> [Your task]
Copy the entries from the first line through the line containing "price-bar: [661, 151, 666, 169]", changing every "price-bar" to "candle" and leaving everything else as it is.

> [Available records]
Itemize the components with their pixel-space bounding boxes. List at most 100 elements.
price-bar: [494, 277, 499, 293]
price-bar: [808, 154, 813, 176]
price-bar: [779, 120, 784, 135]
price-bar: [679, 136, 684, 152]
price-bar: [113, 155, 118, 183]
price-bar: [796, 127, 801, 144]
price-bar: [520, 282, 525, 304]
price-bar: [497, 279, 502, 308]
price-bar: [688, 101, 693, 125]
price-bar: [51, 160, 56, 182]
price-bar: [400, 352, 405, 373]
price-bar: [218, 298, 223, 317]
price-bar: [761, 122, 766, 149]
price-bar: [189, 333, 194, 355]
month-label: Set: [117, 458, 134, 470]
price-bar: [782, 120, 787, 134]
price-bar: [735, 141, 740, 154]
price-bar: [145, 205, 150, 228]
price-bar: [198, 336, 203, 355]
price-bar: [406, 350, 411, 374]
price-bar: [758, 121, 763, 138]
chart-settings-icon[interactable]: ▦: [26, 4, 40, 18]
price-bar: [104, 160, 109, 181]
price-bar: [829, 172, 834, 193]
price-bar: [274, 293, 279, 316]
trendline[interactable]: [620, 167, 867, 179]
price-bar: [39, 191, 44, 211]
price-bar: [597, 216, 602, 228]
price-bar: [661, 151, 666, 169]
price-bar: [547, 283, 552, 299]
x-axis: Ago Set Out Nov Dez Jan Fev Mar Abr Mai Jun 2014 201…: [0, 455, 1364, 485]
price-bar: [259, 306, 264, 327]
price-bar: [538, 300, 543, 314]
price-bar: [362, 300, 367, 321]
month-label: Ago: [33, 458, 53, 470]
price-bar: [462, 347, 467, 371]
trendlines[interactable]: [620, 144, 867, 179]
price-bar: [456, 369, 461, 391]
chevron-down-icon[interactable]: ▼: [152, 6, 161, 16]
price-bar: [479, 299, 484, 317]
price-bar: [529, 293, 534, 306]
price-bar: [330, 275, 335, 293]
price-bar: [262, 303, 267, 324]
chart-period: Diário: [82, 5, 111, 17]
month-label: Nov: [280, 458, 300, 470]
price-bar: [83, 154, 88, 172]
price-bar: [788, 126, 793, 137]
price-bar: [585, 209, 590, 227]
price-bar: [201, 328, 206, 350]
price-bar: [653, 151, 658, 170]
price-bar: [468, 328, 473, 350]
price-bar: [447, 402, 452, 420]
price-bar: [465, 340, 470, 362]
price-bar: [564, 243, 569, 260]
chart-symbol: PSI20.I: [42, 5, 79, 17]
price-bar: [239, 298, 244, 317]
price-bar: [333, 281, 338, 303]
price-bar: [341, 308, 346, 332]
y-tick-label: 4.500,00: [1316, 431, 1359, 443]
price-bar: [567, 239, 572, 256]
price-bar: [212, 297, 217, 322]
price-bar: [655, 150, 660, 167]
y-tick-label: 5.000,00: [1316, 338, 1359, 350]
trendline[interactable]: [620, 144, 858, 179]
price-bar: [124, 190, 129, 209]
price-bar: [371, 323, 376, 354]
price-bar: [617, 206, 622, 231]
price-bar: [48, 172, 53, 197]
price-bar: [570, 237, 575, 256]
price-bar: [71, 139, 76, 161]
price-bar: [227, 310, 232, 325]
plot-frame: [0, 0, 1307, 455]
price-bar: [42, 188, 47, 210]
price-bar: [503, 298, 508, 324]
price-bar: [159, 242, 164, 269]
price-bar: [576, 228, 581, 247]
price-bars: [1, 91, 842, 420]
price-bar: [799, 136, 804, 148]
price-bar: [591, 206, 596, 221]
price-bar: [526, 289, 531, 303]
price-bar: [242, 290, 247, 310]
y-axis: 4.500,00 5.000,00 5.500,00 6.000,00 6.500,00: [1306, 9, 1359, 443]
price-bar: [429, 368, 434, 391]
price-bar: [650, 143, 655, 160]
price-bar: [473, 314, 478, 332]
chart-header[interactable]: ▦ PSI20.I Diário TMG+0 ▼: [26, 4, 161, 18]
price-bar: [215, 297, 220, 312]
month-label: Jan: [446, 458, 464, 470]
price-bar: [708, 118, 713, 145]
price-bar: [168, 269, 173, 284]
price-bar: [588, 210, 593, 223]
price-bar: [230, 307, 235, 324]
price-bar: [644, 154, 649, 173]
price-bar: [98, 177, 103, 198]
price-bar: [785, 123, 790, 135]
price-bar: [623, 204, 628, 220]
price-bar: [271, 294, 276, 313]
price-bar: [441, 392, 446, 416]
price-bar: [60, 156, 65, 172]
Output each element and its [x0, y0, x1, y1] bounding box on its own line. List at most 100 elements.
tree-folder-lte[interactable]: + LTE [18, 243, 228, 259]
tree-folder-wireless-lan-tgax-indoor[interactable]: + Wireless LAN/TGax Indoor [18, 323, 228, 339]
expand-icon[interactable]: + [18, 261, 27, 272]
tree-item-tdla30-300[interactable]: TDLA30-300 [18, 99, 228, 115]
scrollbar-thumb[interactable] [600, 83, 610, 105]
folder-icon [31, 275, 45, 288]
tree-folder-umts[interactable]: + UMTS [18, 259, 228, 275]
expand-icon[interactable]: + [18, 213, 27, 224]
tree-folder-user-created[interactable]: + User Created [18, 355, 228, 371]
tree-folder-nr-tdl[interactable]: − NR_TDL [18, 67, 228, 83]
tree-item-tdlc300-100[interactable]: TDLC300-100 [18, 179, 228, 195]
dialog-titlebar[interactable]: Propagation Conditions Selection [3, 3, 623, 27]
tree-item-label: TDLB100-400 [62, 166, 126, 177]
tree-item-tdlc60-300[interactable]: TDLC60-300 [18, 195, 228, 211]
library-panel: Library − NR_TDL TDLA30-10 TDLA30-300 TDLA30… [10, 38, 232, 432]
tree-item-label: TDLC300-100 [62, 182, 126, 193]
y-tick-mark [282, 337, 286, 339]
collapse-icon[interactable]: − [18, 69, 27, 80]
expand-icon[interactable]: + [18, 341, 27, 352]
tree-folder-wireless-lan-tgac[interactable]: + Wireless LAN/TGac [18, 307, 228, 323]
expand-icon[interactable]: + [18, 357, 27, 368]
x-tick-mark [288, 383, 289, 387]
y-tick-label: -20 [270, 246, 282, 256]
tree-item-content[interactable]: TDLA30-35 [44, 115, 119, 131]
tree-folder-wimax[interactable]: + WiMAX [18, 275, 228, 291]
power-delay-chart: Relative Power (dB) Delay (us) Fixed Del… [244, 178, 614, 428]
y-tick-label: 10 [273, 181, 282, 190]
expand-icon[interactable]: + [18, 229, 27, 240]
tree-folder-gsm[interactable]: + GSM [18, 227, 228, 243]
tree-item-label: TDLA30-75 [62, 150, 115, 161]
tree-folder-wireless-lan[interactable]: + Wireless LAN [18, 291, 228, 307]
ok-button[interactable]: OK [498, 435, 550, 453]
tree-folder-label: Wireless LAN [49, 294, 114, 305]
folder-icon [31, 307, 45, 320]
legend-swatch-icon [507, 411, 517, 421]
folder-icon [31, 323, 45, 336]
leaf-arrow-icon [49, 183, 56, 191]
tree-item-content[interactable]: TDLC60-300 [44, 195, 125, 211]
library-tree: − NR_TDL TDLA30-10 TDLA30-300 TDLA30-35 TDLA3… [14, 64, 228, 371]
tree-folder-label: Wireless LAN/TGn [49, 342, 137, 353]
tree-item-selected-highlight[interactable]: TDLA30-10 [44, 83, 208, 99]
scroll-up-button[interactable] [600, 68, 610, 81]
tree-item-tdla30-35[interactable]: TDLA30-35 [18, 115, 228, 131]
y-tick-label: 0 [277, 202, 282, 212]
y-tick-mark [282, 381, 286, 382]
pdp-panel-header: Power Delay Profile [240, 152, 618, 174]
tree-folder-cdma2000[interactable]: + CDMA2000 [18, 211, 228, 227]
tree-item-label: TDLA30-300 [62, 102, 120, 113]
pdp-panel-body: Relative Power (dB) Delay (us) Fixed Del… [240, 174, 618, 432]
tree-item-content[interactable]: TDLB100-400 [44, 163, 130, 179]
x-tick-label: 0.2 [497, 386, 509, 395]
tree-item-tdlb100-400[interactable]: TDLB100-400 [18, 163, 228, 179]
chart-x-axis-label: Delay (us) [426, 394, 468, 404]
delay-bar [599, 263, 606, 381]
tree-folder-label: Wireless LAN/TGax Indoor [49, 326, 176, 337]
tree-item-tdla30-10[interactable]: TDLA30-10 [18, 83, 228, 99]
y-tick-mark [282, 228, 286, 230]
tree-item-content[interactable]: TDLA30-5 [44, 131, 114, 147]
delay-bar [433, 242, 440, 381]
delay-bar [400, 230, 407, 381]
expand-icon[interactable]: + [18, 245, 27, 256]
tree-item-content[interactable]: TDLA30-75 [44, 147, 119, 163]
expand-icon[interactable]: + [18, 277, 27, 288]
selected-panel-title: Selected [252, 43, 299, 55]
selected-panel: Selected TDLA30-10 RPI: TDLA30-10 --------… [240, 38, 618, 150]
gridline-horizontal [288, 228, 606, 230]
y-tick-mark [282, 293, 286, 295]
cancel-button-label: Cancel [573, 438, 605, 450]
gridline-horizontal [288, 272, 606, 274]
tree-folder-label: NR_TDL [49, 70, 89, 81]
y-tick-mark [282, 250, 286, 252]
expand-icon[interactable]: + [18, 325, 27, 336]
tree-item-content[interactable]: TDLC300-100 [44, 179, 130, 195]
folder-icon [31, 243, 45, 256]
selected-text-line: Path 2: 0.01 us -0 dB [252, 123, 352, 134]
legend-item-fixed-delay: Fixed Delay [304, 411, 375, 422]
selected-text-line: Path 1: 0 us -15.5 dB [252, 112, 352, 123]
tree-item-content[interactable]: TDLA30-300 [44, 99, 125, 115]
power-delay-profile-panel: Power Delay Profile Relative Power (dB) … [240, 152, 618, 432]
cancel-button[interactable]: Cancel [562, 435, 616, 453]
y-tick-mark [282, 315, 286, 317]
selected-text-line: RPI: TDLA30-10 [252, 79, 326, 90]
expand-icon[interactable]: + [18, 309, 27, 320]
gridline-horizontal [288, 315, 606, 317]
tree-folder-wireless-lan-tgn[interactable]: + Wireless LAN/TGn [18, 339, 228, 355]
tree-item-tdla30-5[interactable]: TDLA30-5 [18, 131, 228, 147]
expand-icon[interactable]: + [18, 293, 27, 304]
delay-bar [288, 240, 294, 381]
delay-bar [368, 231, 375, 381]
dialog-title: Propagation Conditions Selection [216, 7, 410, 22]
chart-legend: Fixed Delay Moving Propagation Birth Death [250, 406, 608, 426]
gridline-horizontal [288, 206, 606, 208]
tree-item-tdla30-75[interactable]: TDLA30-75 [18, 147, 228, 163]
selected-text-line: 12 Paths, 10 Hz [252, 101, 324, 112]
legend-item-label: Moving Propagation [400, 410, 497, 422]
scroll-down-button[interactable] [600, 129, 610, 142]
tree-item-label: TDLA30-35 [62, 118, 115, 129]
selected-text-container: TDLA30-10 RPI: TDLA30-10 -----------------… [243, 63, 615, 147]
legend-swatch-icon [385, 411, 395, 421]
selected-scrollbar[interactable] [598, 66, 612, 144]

> [Final result]
Itemize the components with their pixel-space bounding boxes. List at most 100 elements.
candle: [494, 277, 499, 293]
candle: [808, 154, 813, 176]
candle: [779, 120, 784, 135]
candle: [679, 136, 684, 152]
candle: [113, 155, 118, 183]
candle: [796, 127, 801, 144]
candle: [520, 282, 525, 304]
candle: [497, 279, 502, 308]
candle: [688, 101, 693, 125]
candle: [51, 160, 56, 182]
candle: [400, 352, 405, 373]
candle: [218, 298, 223, 317]
candle: [761, 122, 766, 149]
candle: [189, 333, 194, 355]
month-label: Set: [117, 458, 134, 470]
candle: [782, 120, 787, 134]
candle: [735, 141, 740, 154]
candle: [145, 205, 150, 228]
candle: [198, 336, 203, 355]
candle: [406, 350, 411, 374]
candle: [758, 121, 763, 138]
chart-settings-icon[interactable]: ▦: [26, 4, 40, 18]
candle: [104, 160, 109, 181]
candle: [829, 172, 834, 193]
candle: [274, 293, 279, 316]
trendline[interactable]: [620, 167, 867, 179]
candle: [39, 191, 44, 211]
candle: [597, 216, 602, 228]
candle: [661, 151, 666, 169]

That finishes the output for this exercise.